Tasks:
1. List every company the HighJump passage names.
2. Copy the HighJump passage verbatim from "The solution also" to "a third party.".

Page text:
So these carrier services will allow carriers to view the network to see where their route patterns overlap and where freight is available-and which shippers they can service at favorable rates.

HighJump: Planning And Optimization

The 3M acquisition of Pinnacle Distribution Concepts Inc. in 2006 will merge Pinnacle's synergies with those of HighJump, says Bill Johns, director of transportation solutions sales for Eden Prairie, MN-based HighJump. "Pinnacle was a strategic target because of its existing customer base and because its transportation logic is a market differentiator because it is designed by industry professionals. Additionally, their on-demand solution had best-of-breed functionality in a hosted environment."

HighJump touts the business logic driving its solution. "All the algorithms of our transportation optimizer have been built into our product (and not by third parties), including our industry expertise," says Johns, noting some TMS solutions are being developed by engineers and mathematicians who have no background in transportation. "Customers like our planning and optimization logic in our algorithms because it is intuitive to a transportation planner."

The solution also includes freight bill management and auditing functionality, saving companies money and effort by not having to outsource to a third party.

Enterprise integration varies according to customers' operations. Johns says the solution can easily integrate into an ERP application or into a WMS, or a hybrid of both. "Every company has a different way of handling internal operations. Our solution doesn't require a company's IT department to be involved at all, except at the very beginning."

Understanding a customer's unique requirements is necessary to set parameters and to establish data points, known as business rules, for the algorithms driving an on-demand TMS. For example, a customer might want to deliver only on three particular days of the week during certain time windows and using certain carriers. "These data points become part of the algorithm," explains Johns.

Source material:
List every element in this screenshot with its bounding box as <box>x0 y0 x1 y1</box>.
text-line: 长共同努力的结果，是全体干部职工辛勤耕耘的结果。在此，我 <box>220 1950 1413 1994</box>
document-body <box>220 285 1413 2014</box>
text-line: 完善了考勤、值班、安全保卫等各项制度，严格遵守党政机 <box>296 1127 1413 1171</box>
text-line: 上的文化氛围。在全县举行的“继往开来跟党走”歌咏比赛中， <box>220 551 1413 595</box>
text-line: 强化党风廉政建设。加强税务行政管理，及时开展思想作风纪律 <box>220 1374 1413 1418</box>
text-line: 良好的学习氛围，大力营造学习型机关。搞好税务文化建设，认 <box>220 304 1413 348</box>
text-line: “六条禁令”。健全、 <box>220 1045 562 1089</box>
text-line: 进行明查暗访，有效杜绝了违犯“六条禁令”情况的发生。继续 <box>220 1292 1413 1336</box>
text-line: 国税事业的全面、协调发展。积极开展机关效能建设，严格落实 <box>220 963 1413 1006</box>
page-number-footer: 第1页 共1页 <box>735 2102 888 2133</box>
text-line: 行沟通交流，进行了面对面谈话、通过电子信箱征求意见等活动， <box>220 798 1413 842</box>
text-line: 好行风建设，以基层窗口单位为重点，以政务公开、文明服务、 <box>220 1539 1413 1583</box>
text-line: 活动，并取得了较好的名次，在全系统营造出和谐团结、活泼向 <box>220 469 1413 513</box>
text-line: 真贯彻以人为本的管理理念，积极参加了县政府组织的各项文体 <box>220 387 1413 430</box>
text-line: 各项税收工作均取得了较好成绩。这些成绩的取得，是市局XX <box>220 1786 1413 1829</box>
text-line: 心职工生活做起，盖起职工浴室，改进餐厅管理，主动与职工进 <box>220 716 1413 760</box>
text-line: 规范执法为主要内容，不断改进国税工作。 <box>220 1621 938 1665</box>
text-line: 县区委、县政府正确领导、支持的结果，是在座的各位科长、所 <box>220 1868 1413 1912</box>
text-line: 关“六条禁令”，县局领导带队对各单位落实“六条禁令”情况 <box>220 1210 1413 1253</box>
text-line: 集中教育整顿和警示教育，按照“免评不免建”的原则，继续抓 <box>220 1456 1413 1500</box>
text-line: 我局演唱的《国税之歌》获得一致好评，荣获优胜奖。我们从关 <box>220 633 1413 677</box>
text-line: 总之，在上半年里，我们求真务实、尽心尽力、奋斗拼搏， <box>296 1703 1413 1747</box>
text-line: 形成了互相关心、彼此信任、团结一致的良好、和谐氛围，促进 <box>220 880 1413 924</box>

Exercise results:
1.
3M
Pinnacle Distribution Concepts Inc.
HighJump

2.
The solution also includes freight bill management and auditing functionality, saving companies money and effort by not having to outsource to a third party.